» **EXERCISE DIRECTIONS**:
List each line holding the string "long".

» **MATERIAL FOR THE TASK**:
◇ ◇ ◇ ◇ ◇

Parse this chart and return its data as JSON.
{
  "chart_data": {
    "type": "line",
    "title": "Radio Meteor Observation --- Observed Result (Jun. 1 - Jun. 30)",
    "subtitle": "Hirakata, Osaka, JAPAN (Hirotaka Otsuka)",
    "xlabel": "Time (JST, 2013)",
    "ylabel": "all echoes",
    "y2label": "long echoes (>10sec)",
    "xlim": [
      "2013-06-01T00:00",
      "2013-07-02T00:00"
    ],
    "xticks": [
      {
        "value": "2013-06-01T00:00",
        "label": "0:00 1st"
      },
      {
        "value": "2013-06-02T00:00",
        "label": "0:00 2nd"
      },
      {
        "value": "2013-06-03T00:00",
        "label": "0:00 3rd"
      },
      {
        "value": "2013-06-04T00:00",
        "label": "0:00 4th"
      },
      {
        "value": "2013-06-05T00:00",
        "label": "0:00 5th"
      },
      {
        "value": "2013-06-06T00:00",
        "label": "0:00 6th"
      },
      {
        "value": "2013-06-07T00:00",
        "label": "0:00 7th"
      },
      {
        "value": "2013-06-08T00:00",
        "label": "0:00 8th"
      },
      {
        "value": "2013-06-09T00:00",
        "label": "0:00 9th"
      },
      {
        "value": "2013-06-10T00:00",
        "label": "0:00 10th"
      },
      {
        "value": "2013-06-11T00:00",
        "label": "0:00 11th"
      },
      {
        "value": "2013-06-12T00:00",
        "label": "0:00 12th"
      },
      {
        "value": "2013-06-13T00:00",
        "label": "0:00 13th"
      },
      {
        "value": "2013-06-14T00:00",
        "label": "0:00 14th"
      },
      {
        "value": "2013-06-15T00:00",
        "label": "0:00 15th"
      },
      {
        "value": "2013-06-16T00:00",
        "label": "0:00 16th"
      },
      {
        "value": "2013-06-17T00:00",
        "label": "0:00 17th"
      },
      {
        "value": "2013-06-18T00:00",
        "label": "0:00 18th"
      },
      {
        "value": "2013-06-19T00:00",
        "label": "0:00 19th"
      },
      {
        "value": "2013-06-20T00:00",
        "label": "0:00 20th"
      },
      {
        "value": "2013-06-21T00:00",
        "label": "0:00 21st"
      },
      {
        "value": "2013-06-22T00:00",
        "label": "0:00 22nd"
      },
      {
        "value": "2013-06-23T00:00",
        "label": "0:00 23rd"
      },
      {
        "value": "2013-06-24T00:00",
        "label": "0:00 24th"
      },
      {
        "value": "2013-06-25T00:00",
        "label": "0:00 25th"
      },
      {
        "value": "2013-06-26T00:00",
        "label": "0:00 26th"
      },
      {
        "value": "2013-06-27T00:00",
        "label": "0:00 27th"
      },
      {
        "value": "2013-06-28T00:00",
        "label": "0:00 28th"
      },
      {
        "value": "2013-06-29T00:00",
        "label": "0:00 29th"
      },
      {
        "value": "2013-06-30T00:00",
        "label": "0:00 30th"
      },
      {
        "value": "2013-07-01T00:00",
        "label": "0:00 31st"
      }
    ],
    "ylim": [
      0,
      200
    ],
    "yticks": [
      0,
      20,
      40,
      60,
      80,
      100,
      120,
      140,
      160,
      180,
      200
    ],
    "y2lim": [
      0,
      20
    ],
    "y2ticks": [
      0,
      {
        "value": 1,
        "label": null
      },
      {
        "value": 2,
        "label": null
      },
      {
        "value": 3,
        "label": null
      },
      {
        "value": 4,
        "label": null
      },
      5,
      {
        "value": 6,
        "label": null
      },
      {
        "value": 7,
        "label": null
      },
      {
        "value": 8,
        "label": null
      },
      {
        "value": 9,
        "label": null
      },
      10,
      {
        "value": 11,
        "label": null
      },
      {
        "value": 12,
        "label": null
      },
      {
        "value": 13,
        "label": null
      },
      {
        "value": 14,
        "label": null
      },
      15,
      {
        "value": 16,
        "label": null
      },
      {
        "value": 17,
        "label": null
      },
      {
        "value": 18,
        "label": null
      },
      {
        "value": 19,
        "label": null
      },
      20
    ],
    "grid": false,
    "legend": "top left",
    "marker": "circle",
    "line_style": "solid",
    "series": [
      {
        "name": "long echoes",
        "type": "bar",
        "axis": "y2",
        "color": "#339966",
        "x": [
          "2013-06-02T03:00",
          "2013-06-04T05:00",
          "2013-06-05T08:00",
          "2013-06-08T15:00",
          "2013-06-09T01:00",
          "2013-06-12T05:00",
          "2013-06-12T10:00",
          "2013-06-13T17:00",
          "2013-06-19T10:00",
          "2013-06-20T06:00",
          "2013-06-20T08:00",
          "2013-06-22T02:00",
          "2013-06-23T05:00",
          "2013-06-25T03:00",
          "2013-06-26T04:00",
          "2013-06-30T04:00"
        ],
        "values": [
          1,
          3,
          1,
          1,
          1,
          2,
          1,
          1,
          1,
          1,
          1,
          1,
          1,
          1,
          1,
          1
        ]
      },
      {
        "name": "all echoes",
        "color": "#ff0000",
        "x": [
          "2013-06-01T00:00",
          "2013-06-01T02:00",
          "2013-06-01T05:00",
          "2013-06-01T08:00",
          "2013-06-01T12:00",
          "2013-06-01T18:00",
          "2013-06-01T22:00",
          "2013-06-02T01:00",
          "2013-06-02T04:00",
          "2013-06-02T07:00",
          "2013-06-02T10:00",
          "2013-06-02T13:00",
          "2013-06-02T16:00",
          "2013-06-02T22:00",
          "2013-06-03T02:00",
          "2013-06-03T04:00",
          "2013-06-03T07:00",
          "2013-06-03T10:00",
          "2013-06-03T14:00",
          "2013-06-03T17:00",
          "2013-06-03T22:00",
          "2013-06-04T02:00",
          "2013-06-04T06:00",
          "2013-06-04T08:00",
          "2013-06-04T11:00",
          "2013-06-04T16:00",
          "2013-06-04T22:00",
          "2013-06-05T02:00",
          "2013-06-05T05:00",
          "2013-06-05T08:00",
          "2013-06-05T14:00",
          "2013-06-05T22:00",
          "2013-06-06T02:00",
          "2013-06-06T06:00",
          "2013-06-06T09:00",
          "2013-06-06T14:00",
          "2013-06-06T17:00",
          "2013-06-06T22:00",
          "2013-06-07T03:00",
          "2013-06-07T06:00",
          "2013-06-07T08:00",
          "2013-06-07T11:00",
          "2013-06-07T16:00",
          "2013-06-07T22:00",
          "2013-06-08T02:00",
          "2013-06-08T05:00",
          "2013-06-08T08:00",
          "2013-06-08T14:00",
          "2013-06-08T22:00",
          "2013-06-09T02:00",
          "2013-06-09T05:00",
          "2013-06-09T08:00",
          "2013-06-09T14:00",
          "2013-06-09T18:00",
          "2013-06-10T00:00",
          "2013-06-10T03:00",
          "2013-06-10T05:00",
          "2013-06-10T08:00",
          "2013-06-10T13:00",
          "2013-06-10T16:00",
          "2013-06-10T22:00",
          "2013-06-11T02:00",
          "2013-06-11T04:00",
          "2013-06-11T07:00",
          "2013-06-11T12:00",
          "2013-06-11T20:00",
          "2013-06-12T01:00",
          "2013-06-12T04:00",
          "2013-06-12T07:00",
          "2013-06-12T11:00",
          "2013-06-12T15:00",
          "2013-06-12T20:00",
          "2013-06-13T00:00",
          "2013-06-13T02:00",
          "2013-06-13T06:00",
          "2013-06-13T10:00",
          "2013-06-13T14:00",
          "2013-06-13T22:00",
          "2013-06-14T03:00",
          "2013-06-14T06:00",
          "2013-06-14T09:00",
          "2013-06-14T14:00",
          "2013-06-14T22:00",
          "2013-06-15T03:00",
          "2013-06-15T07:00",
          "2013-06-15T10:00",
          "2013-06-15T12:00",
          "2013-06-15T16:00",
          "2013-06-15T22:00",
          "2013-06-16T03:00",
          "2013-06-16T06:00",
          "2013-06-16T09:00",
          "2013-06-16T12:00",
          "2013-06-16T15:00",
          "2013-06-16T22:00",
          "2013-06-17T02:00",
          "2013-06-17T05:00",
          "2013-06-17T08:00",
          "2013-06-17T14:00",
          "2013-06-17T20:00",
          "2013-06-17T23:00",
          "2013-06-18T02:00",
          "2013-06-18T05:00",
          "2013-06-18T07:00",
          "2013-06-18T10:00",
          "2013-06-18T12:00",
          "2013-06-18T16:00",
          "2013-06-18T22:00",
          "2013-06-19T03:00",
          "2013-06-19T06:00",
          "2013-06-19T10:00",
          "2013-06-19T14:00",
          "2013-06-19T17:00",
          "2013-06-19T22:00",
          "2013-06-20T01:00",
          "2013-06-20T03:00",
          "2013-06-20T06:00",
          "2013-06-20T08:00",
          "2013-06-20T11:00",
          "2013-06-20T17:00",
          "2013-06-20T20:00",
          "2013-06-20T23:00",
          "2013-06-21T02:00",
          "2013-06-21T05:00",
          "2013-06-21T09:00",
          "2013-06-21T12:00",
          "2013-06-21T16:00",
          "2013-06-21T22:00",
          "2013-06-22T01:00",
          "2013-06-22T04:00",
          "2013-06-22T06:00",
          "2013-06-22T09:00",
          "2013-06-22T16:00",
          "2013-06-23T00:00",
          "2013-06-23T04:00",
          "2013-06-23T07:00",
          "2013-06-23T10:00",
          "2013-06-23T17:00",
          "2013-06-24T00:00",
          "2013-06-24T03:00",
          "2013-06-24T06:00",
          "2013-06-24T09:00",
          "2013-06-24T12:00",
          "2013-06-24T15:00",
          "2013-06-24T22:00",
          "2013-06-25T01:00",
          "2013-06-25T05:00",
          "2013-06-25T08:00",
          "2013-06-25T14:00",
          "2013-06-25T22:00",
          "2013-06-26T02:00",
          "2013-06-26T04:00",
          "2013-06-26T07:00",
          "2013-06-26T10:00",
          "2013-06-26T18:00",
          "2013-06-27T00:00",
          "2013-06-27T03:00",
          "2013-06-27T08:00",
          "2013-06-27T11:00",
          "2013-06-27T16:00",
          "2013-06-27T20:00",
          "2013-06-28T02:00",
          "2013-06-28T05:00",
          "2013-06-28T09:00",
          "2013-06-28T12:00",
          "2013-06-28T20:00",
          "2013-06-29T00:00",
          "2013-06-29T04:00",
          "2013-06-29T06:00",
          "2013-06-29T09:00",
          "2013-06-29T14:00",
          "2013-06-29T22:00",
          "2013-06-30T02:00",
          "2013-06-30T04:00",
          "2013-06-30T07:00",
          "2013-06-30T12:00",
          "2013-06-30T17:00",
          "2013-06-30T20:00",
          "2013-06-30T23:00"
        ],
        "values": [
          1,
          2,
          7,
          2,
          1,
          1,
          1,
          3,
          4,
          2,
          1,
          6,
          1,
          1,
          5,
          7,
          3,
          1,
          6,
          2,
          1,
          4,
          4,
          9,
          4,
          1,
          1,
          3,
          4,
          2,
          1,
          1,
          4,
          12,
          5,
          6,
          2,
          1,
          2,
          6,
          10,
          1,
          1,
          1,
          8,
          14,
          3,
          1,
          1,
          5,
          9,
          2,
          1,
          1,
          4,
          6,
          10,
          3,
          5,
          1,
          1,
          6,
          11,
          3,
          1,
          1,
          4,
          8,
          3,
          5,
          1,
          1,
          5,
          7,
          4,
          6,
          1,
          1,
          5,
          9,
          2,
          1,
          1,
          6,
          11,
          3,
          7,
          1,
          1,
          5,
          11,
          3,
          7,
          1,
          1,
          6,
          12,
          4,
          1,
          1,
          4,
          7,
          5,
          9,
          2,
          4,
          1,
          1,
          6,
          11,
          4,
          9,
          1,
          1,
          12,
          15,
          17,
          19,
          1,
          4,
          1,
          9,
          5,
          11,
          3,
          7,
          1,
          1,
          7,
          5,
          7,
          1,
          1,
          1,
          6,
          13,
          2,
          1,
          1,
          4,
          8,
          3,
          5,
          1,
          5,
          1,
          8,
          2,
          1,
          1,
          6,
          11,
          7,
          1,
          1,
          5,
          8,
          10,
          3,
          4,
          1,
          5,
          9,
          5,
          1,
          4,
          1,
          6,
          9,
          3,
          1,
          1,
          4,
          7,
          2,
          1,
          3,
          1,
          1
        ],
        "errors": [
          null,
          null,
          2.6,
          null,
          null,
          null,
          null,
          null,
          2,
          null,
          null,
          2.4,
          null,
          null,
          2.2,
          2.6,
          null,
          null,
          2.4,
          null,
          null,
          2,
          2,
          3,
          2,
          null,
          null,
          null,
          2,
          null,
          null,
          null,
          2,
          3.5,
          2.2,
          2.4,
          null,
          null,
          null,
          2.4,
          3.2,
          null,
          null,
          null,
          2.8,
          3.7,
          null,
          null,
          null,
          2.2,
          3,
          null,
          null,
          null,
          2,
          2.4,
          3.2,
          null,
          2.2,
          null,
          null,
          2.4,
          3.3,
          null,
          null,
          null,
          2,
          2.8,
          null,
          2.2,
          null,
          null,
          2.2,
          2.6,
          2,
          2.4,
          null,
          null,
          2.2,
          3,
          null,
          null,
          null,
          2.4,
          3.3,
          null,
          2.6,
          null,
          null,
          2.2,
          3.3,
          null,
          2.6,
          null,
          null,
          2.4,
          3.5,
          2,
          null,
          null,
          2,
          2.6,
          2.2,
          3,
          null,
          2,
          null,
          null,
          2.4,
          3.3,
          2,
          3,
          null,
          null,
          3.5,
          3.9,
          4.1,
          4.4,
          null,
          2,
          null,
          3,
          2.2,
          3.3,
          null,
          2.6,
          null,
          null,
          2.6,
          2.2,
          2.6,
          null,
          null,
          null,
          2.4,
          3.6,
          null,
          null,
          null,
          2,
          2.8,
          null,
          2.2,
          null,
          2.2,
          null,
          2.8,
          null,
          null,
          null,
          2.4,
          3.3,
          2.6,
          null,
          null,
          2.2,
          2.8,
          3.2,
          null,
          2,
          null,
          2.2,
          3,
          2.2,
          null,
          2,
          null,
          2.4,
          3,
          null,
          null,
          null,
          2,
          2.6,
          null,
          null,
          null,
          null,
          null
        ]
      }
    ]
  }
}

◇ ◇ ◇ ◇ ◇

» **ANSWER TO THIS EXERCISE**:
    "y2label": "long echoes (>10sec)",
        "name": "long echoes",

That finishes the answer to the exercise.